**Data extract**

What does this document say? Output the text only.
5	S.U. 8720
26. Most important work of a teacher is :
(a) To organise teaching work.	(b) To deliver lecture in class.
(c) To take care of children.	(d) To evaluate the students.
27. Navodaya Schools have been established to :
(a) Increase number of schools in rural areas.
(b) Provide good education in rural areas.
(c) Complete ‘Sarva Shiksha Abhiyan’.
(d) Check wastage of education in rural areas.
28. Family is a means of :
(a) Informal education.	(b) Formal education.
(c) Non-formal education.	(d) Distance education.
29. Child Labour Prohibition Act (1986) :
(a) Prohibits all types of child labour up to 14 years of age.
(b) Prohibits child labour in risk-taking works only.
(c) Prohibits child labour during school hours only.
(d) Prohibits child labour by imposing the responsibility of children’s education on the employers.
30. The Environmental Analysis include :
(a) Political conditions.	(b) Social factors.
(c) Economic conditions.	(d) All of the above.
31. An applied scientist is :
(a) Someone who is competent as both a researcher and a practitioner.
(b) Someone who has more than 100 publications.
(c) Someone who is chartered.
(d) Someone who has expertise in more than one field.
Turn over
* * *
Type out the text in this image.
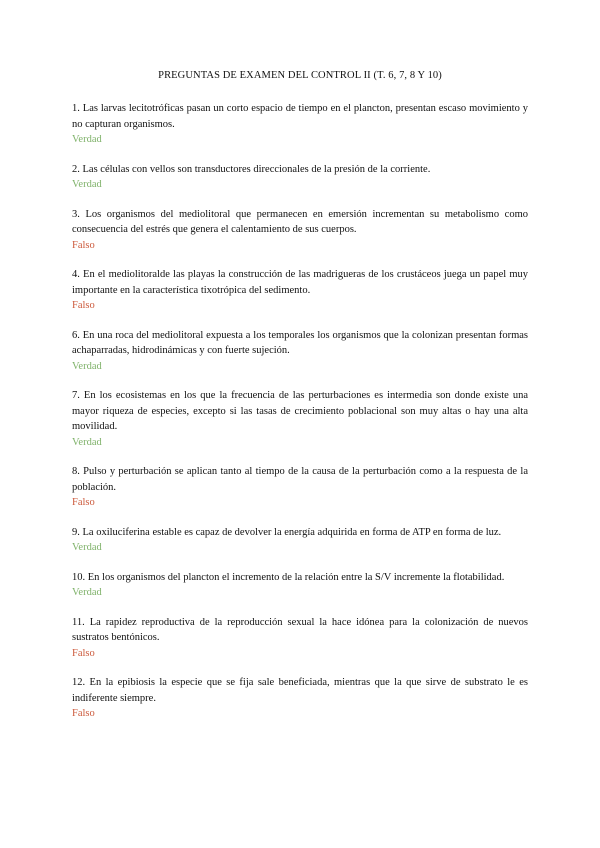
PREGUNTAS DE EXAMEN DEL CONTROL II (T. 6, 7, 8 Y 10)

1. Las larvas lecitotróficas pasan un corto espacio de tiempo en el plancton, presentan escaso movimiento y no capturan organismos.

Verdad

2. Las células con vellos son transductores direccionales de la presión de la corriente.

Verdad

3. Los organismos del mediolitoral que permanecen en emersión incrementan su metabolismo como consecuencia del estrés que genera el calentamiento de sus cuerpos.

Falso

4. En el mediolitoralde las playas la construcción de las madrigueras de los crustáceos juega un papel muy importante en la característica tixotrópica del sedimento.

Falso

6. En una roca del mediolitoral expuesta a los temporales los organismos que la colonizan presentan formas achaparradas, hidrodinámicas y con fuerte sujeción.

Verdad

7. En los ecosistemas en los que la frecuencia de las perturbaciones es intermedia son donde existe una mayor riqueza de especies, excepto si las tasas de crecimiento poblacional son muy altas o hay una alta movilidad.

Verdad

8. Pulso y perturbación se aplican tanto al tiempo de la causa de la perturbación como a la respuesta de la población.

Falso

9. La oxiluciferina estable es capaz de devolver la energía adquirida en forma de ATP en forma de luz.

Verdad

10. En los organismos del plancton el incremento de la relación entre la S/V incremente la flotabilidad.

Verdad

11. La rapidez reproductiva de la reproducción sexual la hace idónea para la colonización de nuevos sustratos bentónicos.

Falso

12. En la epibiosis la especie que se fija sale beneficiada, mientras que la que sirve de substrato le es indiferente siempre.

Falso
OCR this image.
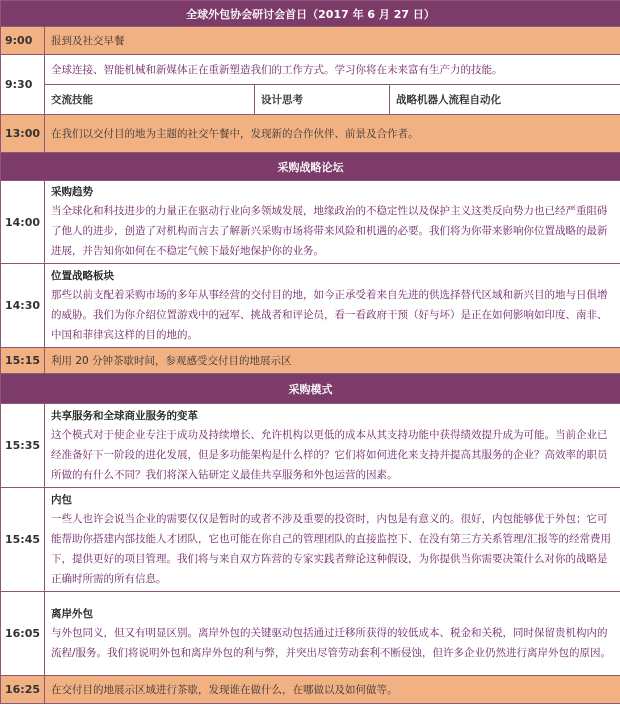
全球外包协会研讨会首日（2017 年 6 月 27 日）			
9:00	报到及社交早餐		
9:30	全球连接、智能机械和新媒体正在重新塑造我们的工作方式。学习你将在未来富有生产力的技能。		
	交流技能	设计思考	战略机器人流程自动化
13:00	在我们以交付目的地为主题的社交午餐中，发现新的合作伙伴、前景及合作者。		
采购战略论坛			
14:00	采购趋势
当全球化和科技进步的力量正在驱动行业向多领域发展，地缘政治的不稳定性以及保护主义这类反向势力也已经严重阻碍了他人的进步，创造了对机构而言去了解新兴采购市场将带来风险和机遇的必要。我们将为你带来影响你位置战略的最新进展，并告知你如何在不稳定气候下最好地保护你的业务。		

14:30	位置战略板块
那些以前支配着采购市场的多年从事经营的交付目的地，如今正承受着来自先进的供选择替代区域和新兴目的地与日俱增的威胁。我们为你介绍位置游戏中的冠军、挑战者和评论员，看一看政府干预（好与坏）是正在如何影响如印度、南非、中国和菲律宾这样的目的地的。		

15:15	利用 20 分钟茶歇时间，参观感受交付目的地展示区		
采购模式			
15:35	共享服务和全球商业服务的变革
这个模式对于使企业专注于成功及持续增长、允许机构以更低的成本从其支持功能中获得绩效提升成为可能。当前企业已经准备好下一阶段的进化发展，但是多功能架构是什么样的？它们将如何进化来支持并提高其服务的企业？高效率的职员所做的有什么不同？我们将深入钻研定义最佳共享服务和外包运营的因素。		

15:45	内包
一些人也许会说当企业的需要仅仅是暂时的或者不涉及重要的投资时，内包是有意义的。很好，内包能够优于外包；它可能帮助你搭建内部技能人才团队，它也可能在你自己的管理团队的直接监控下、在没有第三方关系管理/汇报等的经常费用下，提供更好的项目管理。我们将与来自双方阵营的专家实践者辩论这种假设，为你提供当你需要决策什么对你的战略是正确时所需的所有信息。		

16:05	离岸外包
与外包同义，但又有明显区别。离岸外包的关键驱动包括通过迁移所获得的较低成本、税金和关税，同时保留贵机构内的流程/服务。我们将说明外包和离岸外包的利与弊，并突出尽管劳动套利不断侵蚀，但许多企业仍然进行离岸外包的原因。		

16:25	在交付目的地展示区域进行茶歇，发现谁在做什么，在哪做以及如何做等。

**The request**
Identify the lines that contain the string "only", and copy every one of them.

**Task result**
What does this document say? Output the text only.
(b) Prohibits child labour in risk-taking works only.
(c) Prohibits child labour during school hours only.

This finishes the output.